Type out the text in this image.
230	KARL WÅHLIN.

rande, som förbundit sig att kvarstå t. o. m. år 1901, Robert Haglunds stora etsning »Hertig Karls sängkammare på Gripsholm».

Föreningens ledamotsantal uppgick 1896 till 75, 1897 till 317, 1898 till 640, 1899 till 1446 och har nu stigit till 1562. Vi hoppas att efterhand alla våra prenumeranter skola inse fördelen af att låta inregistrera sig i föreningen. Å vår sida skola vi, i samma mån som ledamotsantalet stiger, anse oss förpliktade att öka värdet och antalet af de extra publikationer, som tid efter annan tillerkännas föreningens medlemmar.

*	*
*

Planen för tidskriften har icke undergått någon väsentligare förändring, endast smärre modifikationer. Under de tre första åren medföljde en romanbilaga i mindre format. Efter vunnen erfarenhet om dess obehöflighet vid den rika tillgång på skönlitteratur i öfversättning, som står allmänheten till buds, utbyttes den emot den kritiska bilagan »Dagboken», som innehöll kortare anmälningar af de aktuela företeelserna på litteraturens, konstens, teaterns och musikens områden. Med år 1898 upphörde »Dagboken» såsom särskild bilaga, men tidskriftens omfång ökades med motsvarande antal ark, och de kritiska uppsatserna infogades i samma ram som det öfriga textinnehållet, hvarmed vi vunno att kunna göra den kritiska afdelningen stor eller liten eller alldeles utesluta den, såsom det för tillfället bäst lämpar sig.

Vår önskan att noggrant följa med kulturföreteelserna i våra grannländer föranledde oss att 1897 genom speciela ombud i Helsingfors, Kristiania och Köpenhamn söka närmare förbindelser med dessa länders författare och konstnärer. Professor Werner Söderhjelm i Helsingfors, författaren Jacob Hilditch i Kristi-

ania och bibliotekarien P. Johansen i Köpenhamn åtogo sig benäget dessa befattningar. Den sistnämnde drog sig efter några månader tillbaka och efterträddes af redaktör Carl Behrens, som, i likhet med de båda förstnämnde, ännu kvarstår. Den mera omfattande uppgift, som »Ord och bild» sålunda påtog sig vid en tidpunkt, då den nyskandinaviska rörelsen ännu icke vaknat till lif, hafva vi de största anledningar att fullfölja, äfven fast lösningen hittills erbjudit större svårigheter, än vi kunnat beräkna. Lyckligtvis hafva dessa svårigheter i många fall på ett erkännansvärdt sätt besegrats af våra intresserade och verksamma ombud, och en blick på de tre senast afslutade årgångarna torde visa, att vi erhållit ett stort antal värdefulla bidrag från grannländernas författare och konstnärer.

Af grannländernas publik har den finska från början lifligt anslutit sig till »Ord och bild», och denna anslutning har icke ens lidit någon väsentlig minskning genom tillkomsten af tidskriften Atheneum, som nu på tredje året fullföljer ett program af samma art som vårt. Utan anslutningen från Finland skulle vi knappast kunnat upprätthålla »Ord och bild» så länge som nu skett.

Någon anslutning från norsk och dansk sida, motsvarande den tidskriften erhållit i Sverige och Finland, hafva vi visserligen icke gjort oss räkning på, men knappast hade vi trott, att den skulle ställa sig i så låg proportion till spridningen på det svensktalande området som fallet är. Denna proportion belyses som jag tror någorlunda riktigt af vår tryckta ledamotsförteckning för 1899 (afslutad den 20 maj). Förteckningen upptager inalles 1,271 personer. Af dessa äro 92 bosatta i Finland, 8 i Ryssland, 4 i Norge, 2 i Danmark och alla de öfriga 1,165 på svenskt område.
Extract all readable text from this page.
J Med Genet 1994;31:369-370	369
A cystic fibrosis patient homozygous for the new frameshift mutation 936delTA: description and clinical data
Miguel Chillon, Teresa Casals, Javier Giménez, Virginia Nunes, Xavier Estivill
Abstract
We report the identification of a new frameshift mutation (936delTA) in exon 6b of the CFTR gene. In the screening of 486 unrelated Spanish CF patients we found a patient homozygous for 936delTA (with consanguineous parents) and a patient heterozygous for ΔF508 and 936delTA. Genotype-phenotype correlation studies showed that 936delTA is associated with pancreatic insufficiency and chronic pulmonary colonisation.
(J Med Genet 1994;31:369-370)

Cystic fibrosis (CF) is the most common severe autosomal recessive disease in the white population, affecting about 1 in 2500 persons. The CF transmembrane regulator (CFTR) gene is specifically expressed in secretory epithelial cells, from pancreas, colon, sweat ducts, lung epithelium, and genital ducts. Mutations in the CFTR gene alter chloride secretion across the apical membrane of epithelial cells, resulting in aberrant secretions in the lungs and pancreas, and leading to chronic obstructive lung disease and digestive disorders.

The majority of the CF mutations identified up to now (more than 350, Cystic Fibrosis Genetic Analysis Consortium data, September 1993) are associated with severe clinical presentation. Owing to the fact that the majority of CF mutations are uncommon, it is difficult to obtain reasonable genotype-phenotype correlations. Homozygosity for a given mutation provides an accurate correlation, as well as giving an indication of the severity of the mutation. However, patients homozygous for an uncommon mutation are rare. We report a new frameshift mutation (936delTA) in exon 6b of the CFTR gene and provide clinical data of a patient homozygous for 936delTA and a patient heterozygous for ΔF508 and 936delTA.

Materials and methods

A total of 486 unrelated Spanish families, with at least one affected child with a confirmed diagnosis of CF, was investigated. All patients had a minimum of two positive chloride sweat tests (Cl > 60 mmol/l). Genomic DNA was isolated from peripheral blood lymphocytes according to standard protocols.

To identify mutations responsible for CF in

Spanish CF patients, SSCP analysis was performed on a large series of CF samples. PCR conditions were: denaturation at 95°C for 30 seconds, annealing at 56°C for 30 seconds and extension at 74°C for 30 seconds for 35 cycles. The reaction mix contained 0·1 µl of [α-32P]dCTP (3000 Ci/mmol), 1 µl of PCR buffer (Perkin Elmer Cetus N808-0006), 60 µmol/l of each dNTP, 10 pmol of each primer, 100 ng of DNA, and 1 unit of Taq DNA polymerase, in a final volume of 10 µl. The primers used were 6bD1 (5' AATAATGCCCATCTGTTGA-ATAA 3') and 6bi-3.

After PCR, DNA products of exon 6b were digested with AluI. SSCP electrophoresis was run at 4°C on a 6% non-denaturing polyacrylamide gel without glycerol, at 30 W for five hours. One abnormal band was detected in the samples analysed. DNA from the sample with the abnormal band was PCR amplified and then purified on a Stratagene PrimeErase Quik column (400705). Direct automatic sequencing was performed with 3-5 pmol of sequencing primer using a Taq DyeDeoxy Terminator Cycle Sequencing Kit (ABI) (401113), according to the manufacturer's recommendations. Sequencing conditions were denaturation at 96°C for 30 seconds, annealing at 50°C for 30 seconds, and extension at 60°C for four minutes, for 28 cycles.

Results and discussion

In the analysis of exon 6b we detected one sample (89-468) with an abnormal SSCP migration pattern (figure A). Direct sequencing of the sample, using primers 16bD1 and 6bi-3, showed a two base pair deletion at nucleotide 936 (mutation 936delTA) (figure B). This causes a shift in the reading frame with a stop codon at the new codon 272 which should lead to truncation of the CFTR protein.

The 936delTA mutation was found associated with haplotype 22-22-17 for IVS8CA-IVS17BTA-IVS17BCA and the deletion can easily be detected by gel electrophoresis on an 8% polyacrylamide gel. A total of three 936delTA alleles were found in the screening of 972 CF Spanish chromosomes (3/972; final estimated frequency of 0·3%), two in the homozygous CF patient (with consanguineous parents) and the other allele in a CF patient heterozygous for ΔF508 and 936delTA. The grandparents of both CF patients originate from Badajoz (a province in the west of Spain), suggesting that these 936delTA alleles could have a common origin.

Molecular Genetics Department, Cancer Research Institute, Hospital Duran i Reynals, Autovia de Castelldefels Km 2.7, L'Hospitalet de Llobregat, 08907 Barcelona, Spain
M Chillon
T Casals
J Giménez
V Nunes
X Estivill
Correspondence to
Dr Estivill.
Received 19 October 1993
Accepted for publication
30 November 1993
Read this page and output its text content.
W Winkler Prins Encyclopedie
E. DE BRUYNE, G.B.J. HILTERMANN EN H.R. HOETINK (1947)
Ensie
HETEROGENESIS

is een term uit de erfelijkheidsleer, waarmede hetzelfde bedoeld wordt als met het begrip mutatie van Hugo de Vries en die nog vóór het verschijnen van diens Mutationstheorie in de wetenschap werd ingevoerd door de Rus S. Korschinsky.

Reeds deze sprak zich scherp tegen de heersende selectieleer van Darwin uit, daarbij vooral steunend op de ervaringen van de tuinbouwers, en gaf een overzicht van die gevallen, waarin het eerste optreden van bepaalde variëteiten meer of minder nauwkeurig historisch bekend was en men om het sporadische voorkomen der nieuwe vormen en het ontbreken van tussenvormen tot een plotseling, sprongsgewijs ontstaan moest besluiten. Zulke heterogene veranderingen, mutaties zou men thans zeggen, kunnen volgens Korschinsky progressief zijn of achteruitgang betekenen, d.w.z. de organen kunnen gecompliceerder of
######
Task details: Whenever a line in the preceding entries includes the word "showed", count it, and state the total alone.

Task answer: 2